Among the lines below, list those containing the string "then".
━━ Material provided
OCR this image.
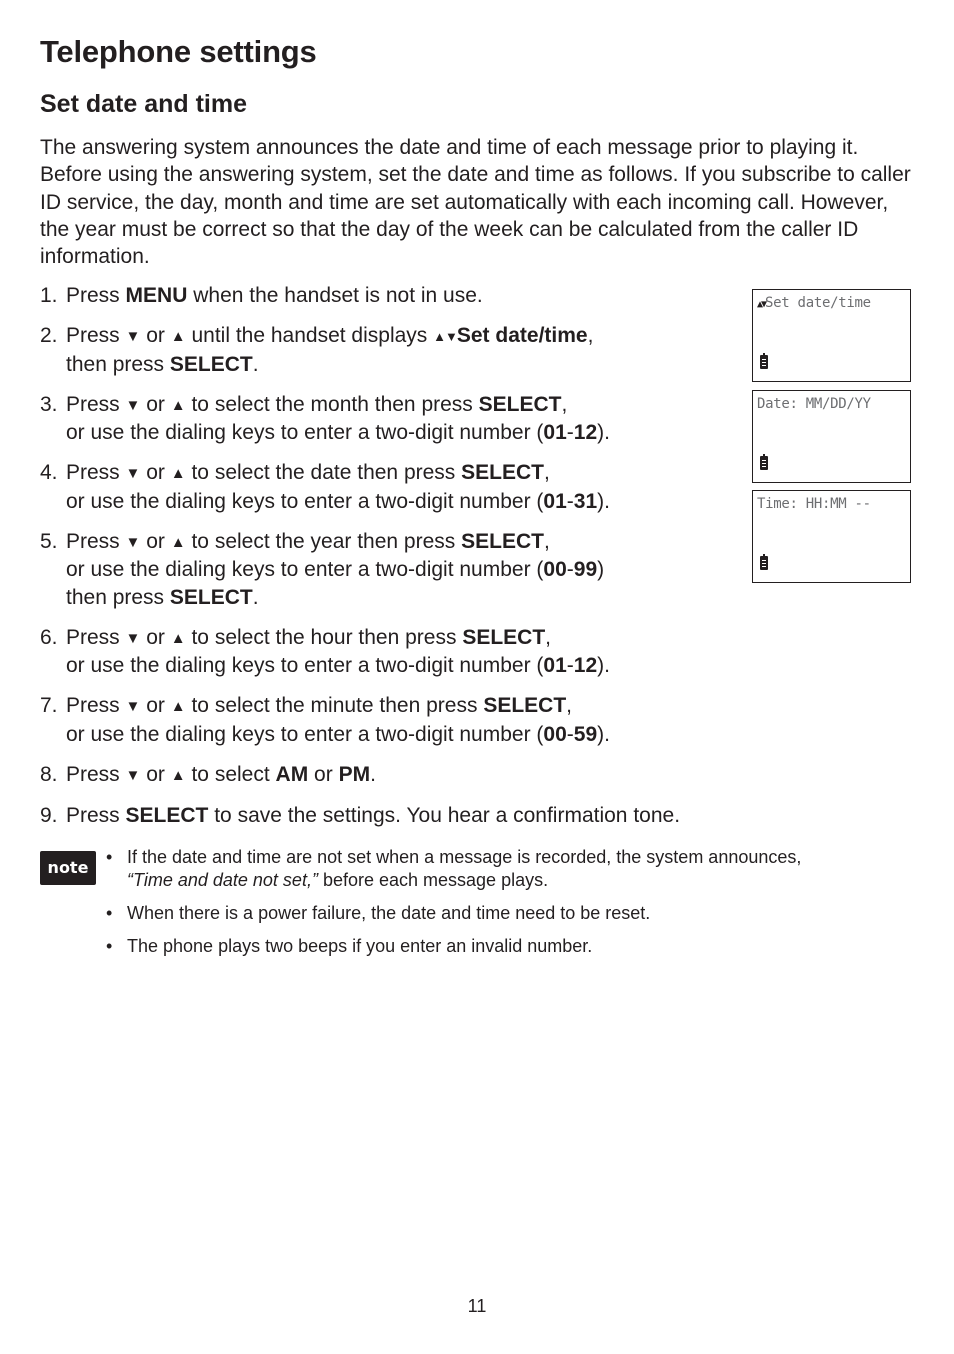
Telephone settings
Set date and time

The answering system announces the date and time of each message prior to playing it. Before using the answering system, set the date and time as follows. If you subscribe to caller ID service, the day, month and time are set automatically with each incoming call. However, the year must be correct so that the day of the week can be calculated from the caller ID information.

1. Press MENU when the handset is not in use.
2. Press ▼ or ▲ until the handset displays ▲▼Set date/time,
then press SELECT.
3. Press ▼ or ▲ to select the month then press SELECT,
or use the dialing keys to enter a two-digit number (01-12).
4. Press ▼ or ▲ to select the date then press SELECT,
or use the dialing keys to enter a two-digit number (01-31).
5. Press ▼ or ▲ to select the year then press SELECT,
or use the dialing keys to enter a two-digit number (00-99)
then press SELECT.
6. Press ▼ or ▲ to select the hour then press SELECT,
or use the dialing keys to enter a two-digit number (01-12).
7. Press ▼ or ▲ to select the minute then press SELECT,
or use the dialing keys to enter a two-digit number (00-59).
8. Press ▼ or ▲ to select AM or PM.
9. Press SELECT to save the settings. You hear a confirmation tone.
▲▼Set date/time
Date: MM/DD/YY
Time: HH:MM --
note
• If the date and time are not set when a message is recorded, the system announces,
“Time and date not set,” before each message plays.
• When there is a power failure, the date and time need to be reset.
• The phone plays two beeps if you enter an invalid number.
11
━━━━
» **Problem solution**:
then press SELECT.
3. Press ▼ or ▲ to select the month then press SELECT,
4. Press ▼ or ▲ to select the date then press SELECT,
5. Press ▼ or ▲ to select the year then press SELECT,
then press SELECT.
6. Press ▼ or ▲ to select the hour then press SELECT,
7. Press ▼ or ▲ to select the minute then press SELECT,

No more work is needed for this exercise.